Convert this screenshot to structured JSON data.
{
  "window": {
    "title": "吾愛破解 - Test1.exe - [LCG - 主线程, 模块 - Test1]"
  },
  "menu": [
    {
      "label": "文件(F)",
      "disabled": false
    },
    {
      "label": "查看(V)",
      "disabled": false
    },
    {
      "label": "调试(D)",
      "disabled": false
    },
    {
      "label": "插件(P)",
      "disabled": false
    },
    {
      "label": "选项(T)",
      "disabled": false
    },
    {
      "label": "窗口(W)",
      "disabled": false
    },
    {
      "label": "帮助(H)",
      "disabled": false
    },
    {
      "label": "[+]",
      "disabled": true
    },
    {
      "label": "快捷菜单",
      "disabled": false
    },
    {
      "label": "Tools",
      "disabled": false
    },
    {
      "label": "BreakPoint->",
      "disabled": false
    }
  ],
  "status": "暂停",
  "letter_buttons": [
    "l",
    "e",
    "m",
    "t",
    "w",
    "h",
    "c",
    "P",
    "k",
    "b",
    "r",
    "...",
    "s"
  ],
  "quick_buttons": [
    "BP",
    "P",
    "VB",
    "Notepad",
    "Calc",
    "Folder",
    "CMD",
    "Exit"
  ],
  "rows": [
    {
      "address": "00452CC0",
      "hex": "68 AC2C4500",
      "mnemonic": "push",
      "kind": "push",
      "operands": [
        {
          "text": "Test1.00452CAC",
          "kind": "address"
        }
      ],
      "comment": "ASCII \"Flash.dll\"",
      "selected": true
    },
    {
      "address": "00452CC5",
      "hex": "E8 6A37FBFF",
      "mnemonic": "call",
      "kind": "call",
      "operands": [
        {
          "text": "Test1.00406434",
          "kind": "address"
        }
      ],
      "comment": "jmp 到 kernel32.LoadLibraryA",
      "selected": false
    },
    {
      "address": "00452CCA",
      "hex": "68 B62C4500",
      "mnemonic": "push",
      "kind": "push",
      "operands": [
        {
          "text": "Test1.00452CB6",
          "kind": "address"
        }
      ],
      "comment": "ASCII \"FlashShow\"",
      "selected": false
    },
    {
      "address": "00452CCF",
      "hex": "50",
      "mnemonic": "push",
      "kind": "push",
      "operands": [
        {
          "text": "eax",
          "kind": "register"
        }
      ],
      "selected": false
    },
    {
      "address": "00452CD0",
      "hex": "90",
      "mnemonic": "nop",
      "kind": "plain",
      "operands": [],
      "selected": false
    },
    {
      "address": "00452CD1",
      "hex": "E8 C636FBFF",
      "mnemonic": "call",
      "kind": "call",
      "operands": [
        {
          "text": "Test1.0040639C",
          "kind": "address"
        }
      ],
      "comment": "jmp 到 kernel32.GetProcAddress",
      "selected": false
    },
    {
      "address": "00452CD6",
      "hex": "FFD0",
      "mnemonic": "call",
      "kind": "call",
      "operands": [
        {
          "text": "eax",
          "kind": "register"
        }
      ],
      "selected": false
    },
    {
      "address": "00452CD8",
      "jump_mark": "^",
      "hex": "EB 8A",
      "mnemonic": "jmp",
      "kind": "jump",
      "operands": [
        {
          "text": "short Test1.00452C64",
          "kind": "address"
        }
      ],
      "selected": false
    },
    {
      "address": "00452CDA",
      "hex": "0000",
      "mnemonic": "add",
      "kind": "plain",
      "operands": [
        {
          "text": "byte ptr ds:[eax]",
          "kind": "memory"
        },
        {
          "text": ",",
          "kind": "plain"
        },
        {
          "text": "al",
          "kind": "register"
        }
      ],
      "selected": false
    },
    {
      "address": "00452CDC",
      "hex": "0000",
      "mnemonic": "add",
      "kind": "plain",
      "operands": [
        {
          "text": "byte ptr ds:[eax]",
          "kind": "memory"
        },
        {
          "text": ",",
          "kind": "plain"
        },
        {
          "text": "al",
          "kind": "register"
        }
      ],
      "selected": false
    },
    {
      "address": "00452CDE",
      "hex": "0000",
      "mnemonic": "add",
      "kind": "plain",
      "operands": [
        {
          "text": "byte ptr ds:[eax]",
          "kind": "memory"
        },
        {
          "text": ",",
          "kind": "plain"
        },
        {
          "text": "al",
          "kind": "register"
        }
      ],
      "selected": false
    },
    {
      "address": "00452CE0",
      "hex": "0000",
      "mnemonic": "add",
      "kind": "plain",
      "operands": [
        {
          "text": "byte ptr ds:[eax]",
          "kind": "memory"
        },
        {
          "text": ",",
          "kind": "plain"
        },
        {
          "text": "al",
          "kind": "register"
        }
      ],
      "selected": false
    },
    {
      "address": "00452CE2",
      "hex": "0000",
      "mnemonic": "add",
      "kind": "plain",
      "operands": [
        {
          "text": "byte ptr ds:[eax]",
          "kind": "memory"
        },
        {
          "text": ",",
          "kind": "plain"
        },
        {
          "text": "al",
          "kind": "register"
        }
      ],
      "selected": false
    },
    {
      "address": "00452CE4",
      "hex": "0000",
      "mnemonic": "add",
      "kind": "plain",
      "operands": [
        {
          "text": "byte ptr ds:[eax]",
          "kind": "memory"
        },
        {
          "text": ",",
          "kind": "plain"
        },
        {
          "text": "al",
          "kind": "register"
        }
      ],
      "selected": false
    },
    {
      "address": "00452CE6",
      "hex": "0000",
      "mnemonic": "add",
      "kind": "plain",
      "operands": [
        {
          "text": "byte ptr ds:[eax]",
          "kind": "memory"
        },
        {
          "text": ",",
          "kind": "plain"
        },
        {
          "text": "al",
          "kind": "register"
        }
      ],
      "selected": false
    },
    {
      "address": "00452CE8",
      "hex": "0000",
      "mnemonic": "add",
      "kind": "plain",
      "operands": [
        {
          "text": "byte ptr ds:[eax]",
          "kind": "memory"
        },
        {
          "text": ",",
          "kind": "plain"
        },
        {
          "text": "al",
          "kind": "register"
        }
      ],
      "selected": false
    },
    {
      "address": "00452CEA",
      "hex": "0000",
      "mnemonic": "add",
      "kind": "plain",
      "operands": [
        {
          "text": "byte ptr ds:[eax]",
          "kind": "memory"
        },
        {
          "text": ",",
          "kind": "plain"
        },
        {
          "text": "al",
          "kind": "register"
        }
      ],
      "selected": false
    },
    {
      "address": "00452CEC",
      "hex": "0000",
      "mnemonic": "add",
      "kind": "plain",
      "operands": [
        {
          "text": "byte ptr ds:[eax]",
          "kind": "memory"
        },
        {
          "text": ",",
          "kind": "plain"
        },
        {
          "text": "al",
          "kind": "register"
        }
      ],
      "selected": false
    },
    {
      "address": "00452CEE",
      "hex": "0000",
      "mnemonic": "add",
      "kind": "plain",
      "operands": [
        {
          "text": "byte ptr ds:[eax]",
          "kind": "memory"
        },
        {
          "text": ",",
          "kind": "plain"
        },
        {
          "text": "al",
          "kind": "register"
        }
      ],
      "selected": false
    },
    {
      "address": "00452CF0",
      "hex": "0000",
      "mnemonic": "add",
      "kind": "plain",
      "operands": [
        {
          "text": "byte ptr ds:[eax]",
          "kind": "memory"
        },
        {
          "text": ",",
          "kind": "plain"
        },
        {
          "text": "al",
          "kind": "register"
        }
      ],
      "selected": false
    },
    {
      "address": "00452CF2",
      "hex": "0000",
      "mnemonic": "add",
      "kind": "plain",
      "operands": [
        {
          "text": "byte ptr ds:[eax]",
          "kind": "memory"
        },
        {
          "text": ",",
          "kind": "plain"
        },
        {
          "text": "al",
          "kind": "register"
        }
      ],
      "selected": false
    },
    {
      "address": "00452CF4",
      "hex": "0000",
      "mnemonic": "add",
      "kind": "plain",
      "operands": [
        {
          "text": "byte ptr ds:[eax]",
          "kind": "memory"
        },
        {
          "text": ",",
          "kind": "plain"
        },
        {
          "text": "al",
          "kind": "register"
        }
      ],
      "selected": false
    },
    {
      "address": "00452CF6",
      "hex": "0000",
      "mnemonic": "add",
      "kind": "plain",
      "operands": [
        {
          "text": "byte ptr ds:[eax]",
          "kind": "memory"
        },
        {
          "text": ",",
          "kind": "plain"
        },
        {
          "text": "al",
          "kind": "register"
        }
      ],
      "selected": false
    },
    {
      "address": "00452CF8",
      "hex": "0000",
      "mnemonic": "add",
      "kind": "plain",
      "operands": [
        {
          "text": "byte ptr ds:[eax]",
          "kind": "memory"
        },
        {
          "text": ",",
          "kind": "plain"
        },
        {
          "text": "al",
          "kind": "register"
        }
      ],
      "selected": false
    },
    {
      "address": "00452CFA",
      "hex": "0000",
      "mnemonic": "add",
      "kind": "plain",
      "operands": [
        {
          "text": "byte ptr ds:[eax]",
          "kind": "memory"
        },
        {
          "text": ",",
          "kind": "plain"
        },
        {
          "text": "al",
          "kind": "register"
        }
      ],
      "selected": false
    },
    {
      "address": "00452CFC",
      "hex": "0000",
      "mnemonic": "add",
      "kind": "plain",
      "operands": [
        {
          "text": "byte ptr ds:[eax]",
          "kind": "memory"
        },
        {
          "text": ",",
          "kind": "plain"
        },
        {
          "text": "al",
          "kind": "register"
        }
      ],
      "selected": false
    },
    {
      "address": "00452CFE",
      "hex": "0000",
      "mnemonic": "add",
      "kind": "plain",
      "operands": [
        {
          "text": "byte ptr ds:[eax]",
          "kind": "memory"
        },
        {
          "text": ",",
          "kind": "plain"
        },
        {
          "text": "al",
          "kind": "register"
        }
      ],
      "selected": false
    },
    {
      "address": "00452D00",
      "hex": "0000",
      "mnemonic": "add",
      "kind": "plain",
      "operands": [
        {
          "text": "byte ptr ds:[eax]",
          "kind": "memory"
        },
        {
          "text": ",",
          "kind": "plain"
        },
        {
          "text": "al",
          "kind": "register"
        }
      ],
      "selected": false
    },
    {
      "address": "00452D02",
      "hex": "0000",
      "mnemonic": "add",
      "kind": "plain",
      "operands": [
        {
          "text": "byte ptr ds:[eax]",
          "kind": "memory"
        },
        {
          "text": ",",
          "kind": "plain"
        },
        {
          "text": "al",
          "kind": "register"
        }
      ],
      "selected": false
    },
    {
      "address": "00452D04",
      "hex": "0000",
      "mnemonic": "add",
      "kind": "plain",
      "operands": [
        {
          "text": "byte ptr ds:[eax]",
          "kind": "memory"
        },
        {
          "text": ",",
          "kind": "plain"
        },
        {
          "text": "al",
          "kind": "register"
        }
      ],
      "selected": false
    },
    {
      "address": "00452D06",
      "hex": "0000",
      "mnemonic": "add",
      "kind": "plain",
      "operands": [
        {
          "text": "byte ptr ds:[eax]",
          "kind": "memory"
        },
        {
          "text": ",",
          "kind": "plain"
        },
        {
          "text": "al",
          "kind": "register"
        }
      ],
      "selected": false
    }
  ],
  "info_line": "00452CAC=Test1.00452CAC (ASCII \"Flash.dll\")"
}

──────────

▶ **EXERCISE AIM**
In the listing, find each line with the string "label" and copy it.

▶ **EXERCISE RESPONSE**
      "label": "文件(F)",
      "label": "查看(V)",
      "label": "调试(D)",
      "label": "插件(P)",
      "label": "选项(T)",
      "label": "窗口(W)",
      "label": "帮助(H)",
      "label": "[+]",
      "label": "快捷菜单",
      "label": "Tools",
      "label": "BreakPoint->",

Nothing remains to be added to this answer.